• GIVEN PROBLEM: Report every line below that holds the word "General".

• DATA ROWS:
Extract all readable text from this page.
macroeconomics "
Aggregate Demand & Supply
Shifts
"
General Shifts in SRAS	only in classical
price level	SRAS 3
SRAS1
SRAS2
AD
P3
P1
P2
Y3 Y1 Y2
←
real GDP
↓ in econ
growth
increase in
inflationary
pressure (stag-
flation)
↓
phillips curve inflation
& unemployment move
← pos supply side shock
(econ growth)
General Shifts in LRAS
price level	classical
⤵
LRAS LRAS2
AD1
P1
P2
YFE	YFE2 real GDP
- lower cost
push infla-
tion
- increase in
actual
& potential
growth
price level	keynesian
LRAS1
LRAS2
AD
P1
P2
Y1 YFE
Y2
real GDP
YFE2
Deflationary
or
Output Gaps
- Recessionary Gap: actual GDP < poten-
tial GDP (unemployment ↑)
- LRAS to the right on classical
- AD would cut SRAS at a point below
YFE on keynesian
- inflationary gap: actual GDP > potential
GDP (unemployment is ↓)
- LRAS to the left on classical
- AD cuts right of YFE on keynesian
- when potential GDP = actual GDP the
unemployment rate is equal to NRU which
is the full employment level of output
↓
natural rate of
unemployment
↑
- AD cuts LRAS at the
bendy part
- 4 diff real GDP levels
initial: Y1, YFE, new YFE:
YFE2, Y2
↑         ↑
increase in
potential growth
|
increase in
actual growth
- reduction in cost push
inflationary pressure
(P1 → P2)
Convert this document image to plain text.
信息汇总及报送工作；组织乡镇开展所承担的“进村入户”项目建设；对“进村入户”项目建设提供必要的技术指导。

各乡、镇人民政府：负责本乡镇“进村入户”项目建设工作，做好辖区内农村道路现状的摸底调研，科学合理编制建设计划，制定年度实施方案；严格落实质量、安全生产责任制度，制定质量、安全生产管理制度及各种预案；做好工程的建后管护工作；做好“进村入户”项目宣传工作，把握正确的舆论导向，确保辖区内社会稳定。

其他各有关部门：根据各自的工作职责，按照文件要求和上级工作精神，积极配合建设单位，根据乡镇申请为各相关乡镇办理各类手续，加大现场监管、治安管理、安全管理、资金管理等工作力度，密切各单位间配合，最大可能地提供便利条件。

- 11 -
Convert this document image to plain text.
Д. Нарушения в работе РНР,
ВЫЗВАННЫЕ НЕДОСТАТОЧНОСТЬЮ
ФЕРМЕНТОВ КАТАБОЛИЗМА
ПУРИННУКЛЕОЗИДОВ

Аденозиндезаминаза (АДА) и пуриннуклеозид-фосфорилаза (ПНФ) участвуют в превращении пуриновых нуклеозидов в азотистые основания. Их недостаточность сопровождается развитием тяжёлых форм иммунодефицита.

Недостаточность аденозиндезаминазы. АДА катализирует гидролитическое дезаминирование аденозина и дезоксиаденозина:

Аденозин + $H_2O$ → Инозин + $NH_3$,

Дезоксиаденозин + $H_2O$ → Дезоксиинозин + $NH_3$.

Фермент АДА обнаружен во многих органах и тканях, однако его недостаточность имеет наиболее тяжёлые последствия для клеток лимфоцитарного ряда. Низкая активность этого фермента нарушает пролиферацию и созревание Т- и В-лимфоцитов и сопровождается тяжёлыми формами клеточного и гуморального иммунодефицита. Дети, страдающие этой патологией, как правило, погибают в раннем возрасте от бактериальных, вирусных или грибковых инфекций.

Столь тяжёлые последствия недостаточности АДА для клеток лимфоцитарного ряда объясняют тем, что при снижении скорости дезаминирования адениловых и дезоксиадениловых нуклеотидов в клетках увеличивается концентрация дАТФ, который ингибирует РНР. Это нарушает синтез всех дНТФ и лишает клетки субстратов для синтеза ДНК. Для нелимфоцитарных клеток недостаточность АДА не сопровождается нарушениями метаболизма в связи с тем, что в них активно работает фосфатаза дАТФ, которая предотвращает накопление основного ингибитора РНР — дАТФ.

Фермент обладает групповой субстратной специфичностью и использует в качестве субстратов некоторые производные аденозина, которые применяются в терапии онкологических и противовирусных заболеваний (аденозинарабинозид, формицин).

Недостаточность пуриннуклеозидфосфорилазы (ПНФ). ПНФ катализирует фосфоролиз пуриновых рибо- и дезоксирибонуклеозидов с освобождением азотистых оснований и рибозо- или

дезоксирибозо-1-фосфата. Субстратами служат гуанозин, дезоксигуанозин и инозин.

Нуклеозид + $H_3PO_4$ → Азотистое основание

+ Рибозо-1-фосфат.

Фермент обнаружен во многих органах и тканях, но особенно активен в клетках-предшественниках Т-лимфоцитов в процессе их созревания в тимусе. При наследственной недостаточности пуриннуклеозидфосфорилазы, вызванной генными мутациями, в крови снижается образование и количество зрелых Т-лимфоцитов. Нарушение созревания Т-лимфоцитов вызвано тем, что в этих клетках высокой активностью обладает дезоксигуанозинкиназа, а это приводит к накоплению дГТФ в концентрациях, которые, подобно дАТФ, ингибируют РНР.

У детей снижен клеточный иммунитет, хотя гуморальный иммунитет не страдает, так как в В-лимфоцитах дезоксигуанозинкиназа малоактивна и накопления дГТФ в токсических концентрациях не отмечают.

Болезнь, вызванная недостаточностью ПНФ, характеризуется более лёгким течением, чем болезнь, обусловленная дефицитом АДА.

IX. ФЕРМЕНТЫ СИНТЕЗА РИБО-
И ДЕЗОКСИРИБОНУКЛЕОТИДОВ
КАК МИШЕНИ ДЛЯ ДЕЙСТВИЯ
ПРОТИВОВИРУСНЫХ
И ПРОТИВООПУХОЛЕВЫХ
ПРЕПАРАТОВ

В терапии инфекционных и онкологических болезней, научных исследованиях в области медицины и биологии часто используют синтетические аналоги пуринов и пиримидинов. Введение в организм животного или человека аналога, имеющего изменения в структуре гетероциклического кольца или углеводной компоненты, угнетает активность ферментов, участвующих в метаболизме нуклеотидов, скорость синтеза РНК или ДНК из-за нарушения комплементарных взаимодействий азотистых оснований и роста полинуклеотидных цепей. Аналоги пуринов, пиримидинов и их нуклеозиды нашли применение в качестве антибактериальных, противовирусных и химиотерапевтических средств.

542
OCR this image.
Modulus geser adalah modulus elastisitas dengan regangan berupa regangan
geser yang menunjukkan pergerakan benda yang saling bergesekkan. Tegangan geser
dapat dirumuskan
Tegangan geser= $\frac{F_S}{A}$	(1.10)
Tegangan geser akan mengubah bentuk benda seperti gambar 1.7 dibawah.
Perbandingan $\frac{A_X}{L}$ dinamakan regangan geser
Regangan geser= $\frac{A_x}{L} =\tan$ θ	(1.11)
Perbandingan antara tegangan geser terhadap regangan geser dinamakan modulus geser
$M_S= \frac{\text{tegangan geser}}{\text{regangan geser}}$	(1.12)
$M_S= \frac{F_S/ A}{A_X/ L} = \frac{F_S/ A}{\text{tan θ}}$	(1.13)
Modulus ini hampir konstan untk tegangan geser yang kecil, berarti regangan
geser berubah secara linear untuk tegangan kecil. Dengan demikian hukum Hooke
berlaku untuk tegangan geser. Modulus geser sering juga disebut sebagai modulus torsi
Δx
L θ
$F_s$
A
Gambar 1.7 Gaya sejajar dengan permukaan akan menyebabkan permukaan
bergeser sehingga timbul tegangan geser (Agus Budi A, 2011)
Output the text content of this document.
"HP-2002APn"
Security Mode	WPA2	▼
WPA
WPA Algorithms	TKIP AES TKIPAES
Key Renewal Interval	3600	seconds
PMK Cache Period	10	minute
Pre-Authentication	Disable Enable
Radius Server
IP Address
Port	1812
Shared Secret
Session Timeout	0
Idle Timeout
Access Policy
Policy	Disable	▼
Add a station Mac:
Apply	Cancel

• RESPONSE TO THE EXERCISE:
General Shifts in SRAS	only in classical
General Shifts in LRAS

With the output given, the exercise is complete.